| Dataset |
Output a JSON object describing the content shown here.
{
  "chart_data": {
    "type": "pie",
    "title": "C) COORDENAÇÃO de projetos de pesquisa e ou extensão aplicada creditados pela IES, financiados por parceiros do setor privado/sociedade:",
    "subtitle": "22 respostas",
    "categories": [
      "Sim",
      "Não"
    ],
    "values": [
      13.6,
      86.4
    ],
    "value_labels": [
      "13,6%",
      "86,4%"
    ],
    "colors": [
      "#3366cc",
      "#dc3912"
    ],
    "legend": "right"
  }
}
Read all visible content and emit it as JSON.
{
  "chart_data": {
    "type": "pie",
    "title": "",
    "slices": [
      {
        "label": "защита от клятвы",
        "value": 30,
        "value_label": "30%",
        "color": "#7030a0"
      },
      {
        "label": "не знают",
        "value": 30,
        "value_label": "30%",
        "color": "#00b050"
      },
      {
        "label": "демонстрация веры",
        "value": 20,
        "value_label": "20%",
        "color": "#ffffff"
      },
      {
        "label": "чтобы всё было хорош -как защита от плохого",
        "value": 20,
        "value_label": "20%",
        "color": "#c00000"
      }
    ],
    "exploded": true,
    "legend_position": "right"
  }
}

| The task |
Work out the number of lines above that include the string "JSON" and write only that number.

| Solved exercise |
2